§ **Dataset rows**
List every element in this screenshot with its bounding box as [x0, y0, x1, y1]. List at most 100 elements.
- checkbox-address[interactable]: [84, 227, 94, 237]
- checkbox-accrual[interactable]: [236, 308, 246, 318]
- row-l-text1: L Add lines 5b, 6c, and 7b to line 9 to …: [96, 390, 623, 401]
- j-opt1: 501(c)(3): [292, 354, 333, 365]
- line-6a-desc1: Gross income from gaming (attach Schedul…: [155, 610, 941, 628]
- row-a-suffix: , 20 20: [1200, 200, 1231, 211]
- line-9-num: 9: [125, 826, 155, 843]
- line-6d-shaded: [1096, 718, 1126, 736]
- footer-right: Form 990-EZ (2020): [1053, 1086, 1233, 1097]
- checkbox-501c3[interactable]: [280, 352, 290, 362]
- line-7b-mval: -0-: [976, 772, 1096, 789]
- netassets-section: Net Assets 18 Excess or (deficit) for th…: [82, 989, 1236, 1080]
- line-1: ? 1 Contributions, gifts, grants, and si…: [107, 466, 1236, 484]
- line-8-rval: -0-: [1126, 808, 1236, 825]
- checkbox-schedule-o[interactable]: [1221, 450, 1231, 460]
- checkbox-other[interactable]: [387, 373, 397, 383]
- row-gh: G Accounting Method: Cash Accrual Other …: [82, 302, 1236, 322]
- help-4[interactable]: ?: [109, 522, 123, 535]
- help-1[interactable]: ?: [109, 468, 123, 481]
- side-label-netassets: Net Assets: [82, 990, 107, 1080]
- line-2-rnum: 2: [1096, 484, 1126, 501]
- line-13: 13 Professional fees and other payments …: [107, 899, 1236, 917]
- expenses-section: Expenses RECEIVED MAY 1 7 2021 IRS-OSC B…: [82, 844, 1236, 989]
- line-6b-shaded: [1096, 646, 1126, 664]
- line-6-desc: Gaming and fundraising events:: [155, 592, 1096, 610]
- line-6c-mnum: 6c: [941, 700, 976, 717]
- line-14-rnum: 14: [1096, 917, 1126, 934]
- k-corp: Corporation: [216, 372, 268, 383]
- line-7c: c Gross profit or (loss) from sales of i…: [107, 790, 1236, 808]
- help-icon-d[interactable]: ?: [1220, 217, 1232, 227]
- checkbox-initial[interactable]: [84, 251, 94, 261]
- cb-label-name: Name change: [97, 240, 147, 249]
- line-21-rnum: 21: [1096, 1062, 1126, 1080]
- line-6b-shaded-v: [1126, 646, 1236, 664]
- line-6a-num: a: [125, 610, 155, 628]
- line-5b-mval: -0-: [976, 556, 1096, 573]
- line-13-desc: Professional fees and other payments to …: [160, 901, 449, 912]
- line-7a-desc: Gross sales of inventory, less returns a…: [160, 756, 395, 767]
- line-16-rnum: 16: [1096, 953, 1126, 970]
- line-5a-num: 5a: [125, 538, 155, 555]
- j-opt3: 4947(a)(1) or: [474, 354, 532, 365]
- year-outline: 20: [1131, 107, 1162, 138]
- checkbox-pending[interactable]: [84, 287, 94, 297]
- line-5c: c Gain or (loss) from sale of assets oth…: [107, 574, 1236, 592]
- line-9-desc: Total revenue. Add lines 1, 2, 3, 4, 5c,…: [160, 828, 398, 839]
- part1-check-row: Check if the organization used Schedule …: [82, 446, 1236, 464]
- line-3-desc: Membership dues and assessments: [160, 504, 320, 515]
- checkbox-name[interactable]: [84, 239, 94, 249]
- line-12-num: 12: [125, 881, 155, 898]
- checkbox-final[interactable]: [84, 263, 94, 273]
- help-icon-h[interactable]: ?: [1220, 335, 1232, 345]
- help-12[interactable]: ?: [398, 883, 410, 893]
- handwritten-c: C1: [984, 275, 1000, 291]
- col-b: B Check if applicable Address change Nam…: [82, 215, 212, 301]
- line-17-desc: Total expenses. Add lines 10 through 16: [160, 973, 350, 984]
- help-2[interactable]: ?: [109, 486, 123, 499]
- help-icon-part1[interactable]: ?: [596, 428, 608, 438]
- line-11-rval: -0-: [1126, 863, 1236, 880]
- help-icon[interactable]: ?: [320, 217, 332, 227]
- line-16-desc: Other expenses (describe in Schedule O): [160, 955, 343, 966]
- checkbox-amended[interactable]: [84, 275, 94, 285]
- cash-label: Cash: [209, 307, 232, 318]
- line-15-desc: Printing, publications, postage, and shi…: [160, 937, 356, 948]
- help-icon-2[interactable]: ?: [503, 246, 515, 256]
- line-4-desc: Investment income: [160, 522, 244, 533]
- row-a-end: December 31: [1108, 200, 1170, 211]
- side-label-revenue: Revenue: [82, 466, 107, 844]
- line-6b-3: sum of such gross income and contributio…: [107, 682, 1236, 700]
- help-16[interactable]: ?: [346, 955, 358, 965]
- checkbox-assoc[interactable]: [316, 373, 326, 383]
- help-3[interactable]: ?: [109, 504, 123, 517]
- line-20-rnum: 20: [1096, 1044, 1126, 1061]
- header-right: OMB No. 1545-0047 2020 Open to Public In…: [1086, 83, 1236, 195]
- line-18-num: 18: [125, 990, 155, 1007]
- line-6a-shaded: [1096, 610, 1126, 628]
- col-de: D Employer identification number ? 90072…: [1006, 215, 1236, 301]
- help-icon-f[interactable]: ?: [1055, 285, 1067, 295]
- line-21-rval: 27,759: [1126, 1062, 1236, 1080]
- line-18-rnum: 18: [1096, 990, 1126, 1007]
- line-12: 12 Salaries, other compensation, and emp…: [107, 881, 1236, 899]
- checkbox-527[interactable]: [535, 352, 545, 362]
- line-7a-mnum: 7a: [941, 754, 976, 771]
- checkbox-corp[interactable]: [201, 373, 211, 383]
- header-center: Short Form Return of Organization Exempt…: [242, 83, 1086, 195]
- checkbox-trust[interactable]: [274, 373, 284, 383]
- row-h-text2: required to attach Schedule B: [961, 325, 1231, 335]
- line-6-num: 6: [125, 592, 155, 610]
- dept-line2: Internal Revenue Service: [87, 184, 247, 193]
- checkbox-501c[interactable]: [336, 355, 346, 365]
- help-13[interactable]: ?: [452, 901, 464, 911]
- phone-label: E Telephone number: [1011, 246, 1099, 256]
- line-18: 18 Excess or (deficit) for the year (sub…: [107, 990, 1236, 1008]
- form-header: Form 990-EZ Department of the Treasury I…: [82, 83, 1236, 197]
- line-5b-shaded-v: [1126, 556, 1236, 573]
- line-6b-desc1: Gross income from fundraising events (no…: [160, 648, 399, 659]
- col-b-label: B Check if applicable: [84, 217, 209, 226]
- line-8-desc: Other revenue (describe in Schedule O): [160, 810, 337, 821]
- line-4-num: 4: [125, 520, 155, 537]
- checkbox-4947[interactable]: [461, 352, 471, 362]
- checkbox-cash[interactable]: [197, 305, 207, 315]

§ **What is being asked**
Set down, without any change, every line from the start of the items above up to and including the line with "- line-6a-num: a: [125, 610, 155, 628]".

§ **Response for this exercise**
List every element in this screenshot with its bounding box as [x0, y0, x1, y1]. List at most 100 elements.
- checkbox-address[interactable]: [84, 227, 94, 237]
- checkbox-accrual[interactable]: [236, 308, 246, 318]
- row-l-text1: L Add lines 5b, 6c, and 7b to line 9 to …: [96, 390, 623, 401]
- j-opt1: 501(c)(3): [292, 354, 333, 365]
- line-6a-desc1: Gross income from gaming (attach Schedul…: [155, 610, 941, 628]
- row-a-suffix: , 20 20: [1200, 200, 1231, 211]
- line-9-num: 9: [125, 826, 155, 843]
- line-6d-shaded: [1096, 718, 1126, 736]
- footer-right: Form 990-EZ (2020): [1053, 1086, 1233, 1097]
- checkbox-501c3[interactable]: [280, 352, 290, 362]
- line-7b-mval: -0-: [976, 772, 1096, 789]
- netassets-section: Net Assets 18 Excess or (deficit) for th…: [82, 989, 1236, 1080]
- line-1: ? 1 Contributions, gifts, grants, and si…: [107, 466, 1236, 484]
- line-8-rval: -0-: [1126, 808, 1236, 825]
- checkbox-schedule-o[interactable]: [1221, 450, 1231, 460]
- checkbox-other[interactable]: [387, 373, 397, 383]
- row-gh: G Accounting Method: Cash Accrual Other …: [82, 302, 1236, 322]
- help-4[interactable]: ?: [109, 522, 123, 535]
- help-1[interactable]: ?: [109, 468, 123, 481]
- side-label-netassets: Net Assets: [82, 990, 107, 1080]
- line-2-rnum: 2: [1096, 484, 1126, 501]
- line-13: 13 Professional fees and other payments …: [107, 899, 1236, 917]
- expenses-section: Expenses RECEIVED MAY 1 7 2021 IRS-OSC B…: [82, 844, 1236, 989]
- line-6b-shaded: [1096, 646, 1126, 664]
- line-6-desc: Gaming and fundraising events:: [155, 592, 1096, 610]
- line-6c-mnum: 6c: [941, 700, 976, 717]
- line-14-rnum: 14: [1096, 917, 1126, 934]
- k-corp: Corporation: [216, 372, 268, 383]
- line-7c: c Gross profit or (loss) from sales of i…: [107, 790, 1236, 808]
- help-icon-d[interactable]: ?: [1220, 217, 1232, 227]
- checkbox-initial[interactable]: [84, 251, 94, 261]
- cb-label-name: Name change: [97, 240, 147, 249]
- line-21-rnum: 21: [1096, 1062, 1126, 1080]
- line-6b-shaded-v: [1126, 646, 1236, 664]
- line-6a-num: a: [125, 610, 155, 628]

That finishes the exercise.